__GIVEN TASK__: Which lines include the word "content"? Copy each of them.

__DATA TO USE__:
** BEGIN **
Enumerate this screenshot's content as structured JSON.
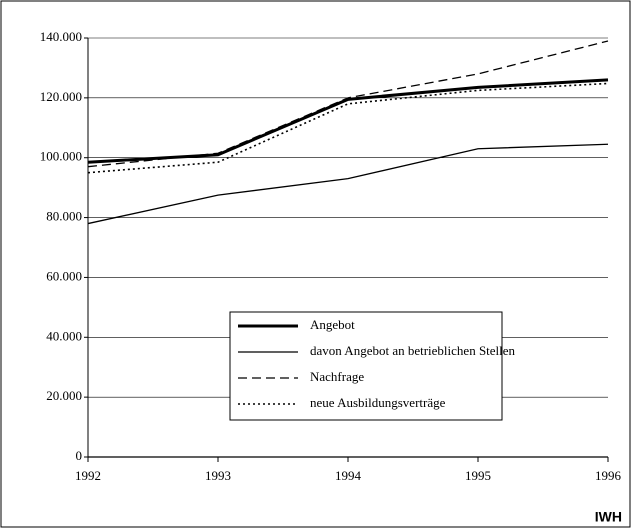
{
  "chart_data": {
    "type": "line",
    "x": [
      1992,
      1993,
      1994,
      1995,
      1996
    ],
    "xlim": [
      1992,
      1996
    ],
    "xticks": [
      1992,
      1993,
      1994,
      1995,
      1996
    ],
    "ylim": [
      0,
      140000
    ],
    "yticks": [
      0,
      {
        "value": 20000,
        "label": "20.000"
      },
      {
        "value": 40000,
        "label": "40.000"
      },
      {
        "value": 60000,
        "label": "60.000"
      },
      {
        "value": 80000,
        "label": "80.000"
      },
      {
        "value": 100000,
        "label": "100.000"
      },
      {
        "value": 120000,
        "label": "120.000"
      },
      {
        "value": 140000,
        "label": "140.000"
      }
    ],
    "grid": true,
    "legend_position": "lower right",
    "annotation": "IWH",
    "series": [
      {
        "name": "Angebot",
        "color": "#000000",
        "style": "thick",
        "values": [
          98500,
          101000,
          119500,
          123500,
          126000
        ]
      },
      {
        "name": "davon Angebot an betrieblichen Stellen",
        "color": "#000000",
        "style": "solid",
        "values": [
          78000,
          87500,
          93000,
          103000,
          104500
        ]
      },
      {
        "name": "Nachfrage",
        "color": "#000000",
        "style": "dashed",
        "values": [
          97000,
          101500,
          120000,
          128000,
          139000
        ]
      },
      {
        "name": "neue Ausbildungsverträge",
        "color": "#000000",
        "style": "dotted",
        "values": [
          95000,
          98500,
          118000,
          122500,
          124800
        ]
      }
    ]
  }
}
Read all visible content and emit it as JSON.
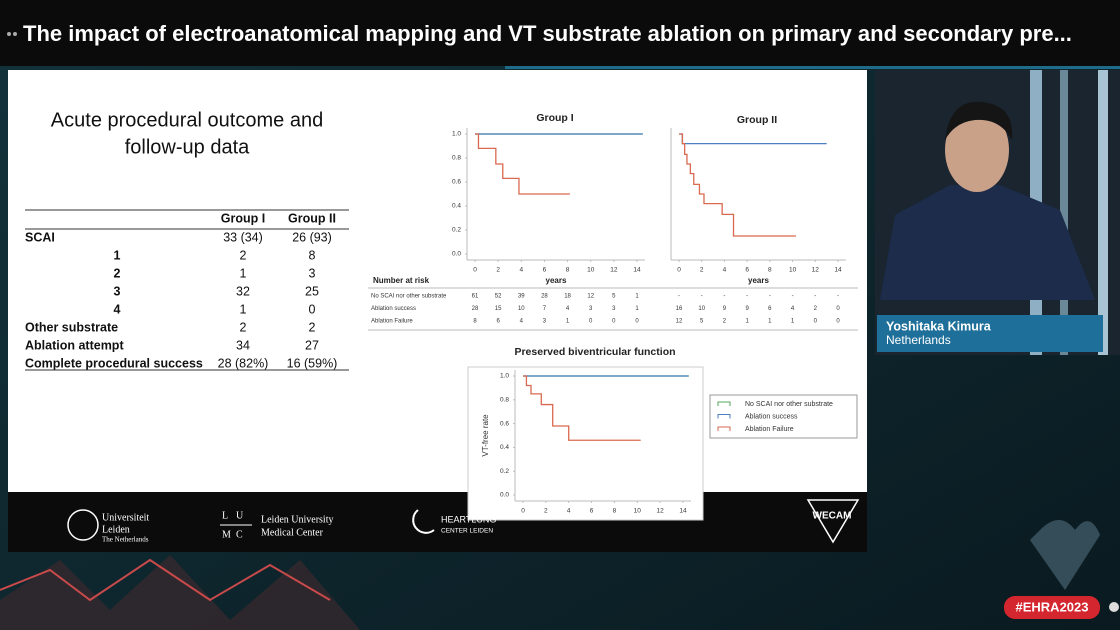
** END **
__CORRECT RESULT__:
Enumerate this screenshot's content as structured JSON.
Read all visible content and emit it as JSON.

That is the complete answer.